Input material>
★ ★ ★ ★ ★

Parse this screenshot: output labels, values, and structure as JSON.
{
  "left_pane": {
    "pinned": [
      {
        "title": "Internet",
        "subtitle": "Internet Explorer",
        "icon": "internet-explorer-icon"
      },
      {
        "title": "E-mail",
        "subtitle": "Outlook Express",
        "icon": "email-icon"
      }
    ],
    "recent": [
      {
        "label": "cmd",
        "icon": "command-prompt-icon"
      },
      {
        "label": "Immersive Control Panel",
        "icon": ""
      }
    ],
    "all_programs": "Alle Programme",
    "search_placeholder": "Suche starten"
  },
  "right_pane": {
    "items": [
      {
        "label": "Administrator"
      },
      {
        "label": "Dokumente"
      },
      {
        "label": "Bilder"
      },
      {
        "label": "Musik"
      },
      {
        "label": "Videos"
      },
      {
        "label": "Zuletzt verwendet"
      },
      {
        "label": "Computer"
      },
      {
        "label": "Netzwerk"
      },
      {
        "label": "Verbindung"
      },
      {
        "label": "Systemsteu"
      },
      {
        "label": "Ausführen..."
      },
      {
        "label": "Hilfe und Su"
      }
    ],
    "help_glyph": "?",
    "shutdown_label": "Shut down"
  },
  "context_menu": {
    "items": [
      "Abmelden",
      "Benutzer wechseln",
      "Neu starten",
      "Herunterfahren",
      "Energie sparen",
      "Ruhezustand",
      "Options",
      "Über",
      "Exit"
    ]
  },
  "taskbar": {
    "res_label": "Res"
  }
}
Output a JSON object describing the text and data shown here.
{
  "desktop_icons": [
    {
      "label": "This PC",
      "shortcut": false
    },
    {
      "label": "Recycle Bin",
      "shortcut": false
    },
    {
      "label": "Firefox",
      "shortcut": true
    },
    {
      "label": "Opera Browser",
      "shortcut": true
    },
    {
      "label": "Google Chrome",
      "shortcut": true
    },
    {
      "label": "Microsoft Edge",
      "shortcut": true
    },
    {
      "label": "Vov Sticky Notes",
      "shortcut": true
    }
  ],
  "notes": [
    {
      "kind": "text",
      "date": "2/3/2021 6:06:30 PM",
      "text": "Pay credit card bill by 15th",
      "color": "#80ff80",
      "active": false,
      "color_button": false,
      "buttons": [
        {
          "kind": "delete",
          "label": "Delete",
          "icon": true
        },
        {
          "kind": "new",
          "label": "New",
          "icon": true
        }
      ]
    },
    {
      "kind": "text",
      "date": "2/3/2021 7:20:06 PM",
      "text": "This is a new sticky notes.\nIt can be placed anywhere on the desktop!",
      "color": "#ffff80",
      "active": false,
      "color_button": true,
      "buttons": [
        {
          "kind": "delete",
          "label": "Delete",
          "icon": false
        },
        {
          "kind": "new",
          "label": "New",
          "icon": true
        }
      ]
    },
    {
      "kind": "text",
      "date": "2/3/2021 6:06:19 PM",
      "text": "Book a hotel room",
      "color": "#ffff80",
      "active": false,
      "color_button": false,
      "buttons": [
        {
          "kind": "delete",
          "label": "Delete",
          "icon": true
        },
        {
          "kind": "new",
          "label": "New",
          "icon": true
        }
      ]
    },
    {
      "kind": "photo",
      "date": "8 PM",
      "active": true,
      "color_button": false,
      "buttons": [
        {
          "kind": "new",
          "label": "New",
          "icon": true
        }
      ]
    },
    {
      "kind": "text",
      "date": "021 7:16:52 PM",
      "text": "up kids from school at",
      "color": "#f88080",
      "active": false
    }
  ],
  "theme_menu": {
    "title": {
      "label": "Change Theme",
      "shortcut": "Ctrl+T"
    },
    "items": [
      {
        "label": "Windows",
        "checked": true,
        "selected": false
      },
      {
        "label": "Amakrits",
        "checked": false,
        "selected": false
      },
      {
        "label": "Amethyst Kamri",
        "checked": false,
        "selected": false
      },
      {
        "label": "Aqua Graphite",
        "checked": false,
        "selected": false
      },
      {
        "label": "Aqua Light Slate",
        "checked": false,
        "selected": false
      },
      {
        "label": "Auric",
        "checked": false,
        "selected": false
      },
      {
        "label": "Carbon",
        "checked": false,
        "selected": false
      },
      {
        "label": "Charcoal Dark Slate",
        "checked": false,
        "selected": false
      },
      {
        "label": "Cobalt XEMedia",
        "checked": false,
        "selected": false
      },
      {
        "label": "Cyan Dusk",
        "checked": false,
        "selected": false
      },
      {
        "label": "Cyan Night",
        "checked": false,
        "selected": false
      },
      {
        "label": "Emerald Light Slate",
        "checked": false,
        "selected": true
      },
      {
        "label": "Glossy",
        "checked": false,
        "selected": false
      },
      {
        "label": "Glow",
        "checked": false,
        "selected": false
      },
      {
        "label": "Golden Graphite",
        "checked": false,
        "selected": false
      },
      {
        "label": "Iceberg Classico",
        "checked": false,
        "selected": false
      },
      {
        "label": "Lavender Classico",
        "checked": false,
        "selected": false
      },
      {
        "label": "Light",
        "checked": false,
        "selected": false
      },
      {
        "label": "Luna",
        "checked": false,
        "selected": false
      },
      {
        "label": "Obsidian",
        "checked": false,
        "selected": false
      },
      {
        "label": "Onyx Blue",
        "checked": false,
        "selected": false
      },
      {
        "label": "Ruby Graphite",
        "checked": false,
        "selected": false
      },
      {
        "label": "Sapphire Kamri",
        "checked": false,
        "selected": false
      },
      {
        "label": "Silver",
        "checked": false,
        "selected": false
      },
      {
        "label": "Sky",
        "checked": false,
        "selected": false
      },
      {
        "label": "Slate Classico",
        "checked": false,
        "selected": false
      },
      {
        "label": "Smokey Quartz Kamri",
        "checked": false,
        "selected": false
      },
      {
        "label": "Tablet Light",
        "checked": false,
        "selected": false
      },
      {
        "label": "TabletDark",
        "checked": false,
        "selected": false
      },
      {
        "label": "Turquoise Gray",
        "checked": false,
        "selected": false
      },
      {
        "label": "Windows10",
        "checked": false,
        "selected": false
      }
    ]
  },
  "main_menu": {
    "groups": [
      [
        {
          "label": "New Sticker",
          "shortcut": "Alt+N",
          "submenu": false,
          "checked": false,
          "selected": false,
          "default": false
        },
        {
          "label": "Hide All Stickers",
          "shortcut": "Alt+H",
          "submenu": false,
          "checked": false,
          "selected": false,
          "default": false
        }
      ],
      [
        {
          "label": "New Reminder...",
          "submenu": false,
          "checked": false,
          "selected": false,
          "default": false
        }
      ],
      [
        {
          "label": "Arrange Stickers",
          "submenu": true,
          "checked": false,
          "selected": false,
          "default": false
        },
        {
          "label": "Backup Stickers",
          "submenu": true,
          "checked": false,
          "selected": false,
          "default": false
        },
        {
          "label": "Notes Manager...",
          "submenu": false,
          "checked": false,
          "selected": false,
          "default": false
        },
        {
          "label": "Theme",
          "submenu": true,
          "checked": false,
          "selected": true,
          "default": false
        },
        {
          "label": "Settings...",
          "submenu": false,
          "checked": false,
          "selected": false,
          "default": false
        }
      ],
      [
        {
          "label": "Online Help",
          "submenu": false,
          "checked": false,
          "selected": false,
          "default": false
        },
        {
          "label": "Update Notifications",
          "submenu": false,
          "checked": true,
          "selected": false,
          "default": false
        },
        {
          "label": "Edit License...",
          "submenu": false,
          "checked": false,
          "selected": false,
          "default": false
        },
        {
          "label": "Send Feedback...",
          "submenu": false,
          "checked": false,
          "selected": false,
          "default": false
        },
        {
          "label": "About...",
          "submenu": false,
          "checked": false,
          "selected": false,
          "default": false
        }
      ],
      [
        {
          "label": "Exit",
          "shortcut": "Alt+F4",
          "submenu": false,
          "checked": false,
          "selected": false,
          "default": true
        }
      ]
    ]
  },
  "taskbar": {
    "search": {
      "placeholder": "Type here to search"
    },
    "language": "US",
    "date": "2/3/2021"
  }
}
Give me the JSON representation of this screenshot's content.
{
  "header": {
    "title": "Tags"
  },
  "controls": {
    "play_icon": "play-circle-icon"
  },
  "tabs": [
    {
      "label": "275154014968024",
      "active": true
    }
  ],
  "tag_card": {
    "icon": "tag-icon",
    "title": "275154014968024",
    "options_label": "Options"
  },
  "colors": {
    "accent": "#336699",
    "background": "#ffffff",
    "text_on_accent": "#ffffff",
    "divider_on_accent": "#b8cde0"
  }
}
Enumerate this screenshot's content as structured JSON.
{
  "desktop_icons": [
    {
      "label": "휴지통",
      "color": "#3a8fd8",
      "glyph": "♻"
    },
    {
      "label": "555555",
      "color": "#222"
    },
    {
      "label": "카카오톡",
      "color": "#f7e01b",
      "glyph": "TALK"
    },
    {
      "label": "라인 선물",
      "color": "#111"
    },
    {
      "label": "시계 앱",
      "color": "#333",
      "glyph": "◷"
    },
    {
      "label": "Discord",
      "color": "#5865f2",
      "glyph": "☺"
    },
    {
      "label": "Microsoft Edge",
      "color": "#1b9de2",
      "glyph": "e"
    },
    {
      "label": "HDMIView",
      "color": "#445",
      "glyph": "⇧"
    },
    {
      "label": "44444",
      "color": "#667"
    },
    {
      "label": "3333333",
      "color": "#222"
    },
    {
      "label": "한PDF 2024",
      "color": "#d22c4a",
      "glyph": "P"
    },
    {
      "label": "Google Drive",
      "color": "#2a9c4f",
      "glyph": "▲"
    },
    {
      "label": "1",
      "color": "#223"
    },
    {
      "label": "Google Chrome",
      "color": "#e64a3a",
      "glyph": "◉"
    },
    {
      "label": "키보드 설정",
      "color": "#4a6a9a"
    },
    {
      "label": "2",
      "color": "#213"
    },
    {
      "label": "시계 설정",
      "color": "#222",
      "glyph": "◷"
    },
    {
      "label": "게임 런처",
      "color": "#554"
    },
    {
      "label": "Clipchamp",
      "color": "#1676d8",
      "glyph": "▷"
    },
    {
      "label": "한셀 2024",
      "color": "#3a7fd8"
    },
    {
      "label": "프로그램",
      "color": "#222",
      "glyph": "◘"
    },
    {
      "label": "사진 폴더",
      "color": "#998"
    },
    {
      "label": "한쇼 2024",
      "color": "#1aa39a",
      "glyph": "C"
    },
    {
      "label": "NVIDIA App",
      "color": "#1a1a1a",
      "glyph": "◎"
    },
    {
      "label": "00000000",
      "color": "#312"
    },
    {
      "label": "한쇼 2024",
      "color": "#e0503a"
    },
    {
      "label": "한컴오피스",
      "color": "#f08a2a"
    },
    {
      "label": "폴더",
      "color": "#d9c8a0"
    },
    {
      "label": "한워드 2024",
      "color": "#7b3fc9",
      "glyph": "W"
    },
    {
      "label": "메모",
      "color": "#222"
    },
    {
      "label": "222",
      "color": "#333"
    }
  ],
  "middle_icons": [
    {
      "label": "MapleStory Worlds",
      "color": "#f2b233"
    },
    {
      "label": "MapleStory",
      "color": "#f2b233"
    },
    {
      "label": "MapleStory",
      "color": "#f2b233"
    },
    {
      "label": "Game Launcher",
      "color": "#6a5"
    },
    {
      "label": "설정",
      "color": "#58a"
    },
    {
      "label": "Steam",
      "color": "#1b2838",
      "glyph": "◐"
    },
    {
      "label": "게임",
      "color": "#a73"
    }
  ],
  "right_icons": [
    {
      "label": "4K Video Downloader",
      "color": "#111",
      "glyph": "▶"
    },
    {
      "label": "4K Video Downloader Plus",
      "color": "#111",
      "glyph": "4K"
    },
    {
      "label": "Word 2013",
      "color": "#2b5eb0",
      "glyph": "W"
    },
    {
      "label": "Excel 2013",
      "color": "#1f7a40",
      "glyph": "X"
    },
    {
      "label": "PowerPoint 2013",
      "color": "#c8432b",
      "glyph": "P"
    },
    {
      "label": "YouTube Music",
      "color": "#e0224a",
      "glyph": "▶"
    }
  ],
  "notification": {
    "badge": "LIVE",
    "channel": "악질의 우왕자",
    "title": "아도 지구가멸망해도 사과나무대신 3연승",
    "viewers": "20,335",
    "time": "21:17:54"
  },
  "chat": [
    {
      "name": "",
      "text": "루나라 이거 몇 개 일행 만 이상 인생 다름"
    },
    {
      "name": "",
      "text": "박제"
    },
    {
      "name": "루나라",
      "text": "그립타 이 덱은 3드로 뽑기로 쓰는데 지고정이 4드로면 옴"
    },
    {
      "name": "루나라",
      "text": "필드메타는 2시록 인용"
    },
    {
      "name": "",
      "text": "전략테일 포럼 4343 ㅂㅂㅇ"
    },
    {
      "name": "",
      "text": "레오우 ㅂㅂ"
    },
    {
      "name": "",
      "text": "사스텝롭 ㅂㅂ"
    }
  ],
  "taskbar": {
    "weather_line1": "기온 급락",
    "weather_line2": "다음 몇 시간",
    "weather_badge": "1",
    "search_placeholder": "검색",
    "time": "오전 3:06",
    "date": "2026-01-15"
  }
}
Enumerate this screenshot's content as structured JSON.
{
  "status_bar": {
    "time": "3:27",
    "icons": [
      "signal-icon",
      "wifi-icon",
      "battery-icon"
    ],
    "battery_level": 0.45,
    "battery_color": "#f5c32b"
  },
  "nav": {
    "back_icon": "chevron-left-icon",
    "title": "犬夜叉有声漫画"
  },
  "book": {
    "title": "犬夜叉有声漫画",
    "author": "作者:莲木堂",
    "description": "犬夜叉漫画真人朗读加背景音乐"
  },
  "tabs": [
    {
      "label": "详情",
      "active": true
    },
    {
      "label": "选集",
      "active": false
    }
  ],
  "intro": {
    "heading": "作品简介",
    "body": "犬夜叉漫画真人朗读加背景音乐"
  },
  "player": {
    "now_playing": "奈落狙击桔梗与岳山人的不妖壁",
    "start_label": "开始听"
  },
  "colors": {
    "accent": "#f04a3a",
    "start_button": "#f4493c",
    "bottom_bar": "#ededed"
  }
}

★ ★ ★ ★ ★

What is needed> Filter out all lines lacking the word "Stickers" and copy the rest.

Solution>
          "label": "Hide All Stickers",
          "label": "Arrange Stickers",
          "label": "Backup Stickers",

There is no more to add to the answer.